Excerpt →
Hamas said on Tuesday that an Israeli proposal on a ceasefire in their war in Gaza met none of the demands of Palestinian groups, but it would study the offer further and deliver its response to mediators.

The proposal was handed to the Palestinian Islamist movement by Egyptian and Qatari mediators at talks in Cairo that aim to find a way out of the devastating war in the Gaza Strip, now in its seventh month.

Residents said Israeli forces kept up airstrikes on Deir Al-Balah in central Gaza and Rafah on the enclave's southern edge on Tuesday. Israeli Prime Minister Benjamin Netanyahu has repeatedly flagged plans for a ground assault on Rafah, where over one million displaced civilians are holed up, despite international pleas for restraint.

The talks in Cairo, also attended by the director of the US Central Intelligence Agency William Burns, have so far failed reach a breakthrough towards pausing the war.

In a statement, Hamas said a new Israeli ceasefire proposal fell short of its demands.

Problem 1 → In the excerpt on the Gaza ceasefire talks, who handed the Israeli proposal to Hamas?
Problem 2 → Revise the stretch of the Gaza ceasefire excerpt from "Hamas said on" through "pleas for restraint.", putting "destructive" in place of "devastating".
Problem 3 → Continue the news report on the Gaza ceasefire talks from the point where it stops.

Provided records →

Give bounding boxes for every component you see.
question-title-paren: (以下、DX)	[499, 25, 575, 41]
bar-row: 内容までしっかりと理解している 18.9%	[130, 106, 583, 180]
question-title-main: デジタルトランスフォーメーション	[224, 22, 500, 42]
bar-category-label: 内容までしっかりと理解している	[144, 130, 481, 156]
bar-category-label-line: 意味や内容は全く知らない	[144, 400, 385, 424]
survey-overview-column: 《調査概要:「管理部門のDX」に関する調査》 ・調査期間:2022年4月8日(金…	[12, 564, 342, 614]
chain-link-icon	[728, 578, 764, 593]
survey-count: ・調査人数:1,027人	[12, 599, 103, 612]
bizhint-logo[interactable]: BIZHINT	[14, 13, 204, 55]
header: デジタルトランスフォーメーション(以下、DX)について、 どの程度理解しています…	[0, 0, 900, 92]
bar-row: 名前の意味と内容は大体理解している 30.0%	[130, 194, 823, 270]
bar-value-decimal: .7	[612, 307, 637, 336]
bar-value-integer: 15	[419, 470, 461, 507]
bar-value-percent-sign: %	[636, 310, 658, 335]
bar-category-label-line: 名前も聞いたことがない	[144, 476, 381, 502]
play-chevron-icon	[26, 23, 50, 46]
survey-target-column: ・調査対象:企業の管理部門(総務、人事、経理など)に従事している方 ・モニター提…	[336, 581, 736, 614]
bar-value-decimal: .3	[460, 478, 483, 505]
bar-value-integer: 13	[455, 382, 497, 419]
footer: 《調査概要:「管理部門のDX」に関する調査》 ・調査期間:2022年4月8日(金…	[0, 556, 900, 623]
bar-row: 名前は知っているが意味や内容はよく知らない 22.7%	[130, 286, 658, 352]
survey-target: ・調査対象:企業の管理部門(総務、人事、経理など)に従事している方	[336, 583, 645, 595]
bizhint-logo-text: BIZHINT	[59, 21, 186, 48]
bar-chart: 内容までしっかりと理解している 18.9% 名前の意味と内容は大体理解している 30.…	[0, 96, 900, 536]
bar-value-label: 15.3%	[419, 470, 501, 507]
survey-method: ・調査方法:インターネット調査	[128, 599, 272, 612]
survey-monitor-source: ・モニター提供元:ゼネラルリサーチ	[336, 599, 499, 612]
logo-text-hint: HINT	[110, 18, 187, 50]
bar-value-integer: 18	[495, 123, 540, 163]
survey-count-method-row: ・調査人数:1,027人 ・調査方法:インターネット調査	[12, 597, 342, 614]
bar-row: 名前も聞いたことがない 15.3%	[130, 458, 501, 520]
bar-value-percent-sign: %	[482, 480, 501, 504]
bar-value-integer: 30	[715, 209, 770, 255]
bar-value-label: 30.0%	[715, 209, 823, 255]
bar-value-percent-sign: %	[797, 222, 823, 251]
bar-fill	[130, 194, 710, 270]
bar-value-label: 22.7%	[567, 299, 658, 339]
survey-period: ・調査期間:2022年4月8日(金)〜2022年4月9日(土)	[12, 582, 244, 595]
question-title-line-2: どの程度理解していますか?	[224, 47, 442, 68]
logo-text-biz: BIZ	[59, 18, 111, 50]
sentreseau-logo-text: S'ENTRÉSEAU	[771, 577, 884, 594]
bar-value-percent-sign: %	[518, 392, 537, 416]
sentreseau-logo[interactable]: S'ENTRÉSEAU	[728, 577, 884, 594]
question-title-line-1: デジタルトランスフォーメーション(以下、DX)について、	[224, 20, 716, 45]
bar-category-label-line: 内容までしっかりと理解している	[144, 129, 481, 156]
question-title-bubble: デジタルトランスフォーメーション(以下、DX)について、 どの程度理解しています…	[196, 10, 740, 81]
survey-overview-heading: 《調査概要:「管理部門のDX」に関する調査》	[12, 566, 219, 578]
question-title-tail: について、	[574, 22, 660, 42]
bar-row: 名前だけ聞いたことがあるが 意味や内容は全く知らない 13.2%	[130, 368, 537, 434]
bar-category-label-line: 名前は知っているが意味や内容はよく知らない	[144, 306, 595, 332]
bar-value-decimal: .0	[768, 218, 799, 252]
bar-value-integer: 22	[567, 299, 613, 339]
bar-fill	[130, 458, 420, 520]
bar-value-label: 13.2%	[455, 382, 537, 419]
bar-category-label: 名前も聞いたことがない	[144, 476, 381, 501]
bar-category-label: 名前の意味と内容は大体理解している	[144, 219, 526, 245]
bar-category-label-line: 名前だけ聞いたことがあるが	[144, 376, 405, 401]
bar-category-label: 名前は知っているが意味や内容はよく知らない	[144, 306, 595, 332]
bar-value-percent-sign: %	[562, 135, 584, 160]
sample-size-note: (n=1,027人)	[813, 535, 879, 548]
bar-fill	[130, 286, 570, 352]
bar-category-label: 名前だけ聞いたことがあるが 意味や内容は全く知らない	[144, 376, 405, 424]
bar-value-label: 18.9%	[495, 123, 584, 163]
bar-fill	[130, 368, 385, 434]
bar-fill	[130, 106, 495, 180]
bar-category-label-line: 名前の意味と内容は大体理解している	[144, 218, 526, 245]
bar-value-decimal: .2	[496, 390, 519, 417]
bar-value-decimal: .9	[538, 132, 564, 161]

Written answer 1 → Egyptian and Qatari mediators handed it over at talks in Cairo.

Written answer 2 →
Hamas said on Tuesday that an Israeli proposal on a ceasefire in their war in Gaza met none of the demands of Palestinian groups, but it would study the offer further and deliver its response to mediators.

The proposal was handed to the Palestinian Islamist movement by Egyptian and Qatari mediators at talks in Cairo that aim to find a way out of the destructive war in the Gaza Strip, now in its seventh month.

Residents said Israeli forces kept up airstrikes on Deir Al-Balah in central Gaza and Rafah on the enclave's southern edge on Tuesday. Israeli Prime Minister Benjamin Netanyahu has repeatedly flagged plans for a ground assault on Rafah, where over one million displaced civilians are holed up, despite international pleas for restraint.

Written answer 3 →
"The movement (Hamas) is interested in reaching an agreement that puts an end to the aggression on our people. Despite that, the Israeli position remains intransigent and it didn't meet any of the demands of our people and our resistance," Hamas said.

However, it said it would review the proposal further and go back to the mediators with its response.

Hamas wants any agreement to secure an end to the Israeli military offensive, a withdrawal of Israeli forces from Gaza, and to allow displaced people to return to their homes across the small, densely populated enclave.

Israel wants to secure the release of hostages seized by Hamas in the October 7 cross-border rampage that triggered the conflict and to neutralise Hamas - which has ruled Gaza since 2007 - as a military threat.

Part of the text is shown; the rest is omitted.